[WORK TO COMPLETE]
Copy the entries below word for word, from the first line of the entries through the line that contains "logo-dates: 1861 >", both included.

════════

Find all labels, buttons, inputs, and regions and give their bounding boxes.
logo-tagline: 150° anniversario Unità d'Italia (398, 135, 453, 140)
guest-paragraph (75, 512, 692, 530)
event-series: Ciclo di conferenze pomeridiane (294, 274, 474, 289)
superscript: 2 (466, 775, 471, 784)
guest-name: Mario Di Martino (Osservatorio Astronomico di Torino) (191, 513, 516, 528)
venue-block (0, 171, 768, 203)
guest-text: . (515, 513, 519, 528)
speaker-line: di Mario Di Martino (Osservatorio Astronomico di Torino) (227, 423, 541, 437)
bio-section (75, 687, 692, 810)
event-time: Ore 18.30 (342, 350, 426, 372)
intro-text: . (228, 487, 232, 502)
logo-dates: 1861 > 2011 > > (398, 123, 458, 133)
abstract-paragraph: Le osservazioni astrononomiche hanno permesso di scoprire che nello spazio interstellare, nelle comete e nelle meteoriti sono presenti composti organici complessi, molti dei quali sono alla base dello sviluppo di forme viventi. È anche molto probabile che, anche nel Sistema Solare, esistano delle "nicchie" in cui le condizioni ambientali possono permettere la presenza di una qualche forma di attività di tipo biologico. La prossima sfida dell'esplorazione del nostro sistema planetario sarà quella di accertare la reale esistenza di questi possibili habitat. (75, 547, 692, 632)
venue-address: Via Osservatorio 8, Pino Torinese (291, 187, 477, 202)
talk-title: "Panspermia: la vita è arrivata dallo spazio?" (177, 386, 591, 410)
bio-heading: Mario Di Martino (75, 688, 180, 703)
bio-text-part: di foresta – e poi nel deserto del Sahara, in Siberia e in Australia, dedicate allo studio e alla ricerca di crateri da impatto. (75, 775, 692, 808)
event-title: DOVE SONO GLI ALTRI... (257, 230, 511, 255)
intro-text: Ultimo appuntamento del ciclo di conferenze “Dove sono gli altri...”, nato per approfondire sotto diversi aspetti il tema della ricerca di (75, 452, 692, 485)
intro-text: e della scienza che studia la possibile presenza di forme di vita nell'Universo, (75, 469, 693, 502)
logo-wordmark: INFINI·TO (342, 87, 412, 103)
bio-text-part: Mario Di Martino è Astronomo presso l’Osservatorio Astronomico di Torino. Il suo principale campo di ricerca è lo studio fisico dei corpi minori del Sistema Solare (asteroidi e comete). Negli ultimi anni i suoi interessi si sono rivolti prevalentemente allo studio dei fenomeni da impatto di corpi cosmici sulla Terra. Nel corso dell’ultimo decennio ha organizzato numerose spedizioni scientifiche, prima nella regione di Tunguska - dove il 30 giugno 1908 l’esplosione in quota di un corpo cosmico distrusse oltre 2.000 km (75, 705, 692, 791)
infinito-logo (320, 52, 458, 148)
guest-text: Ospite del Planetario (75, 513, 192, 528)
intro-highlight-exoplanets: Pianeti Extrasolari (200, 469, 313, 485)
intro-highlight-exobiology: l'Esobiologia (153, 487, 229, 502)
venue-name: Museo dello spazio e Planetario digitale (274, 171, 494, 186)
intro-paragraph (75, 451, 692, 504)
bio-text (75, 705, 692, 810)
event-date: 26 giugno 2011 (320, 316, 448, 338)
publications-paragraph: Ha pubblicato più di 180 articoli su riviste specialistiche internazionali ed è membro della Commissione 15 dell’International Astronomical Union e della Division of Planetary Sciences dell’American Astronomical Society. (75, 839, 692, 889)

════════

[RESPONSE FOR THIS EXERCISE]
Find all labels, buttons, inputs, and regions and give their bounding boxes.
logo-tagline: 150° anniversario Unità d'Italia (398, 135, 453, 140)
guest-paragraph (75, 512, 692, 530)
event-series: Ciclo di conferenze pomeridiane (294, 274, 474, 289)
superscript: 2 (466, 775, 471, 784)
guest-name: Mario Di Martino (Osservatorio Astronomico di Torino) (191, 513, 516, 528)
venue-block (0, 171, 768, 203)
guest-text: . (515, 513, 519, 528)
speaker-line: di Mario Di Martino (Osservatorio Astronomico di Torino) (227, 423, 541, 437)
bio-section (75, 687, 692, 810)
event-time: Ore 18.30 (342, 350, 426, 372)
intro-text: . (228, 487, 232, 502)
logo-dates: 1861 > 2011 > > (398, 123, 458, 133)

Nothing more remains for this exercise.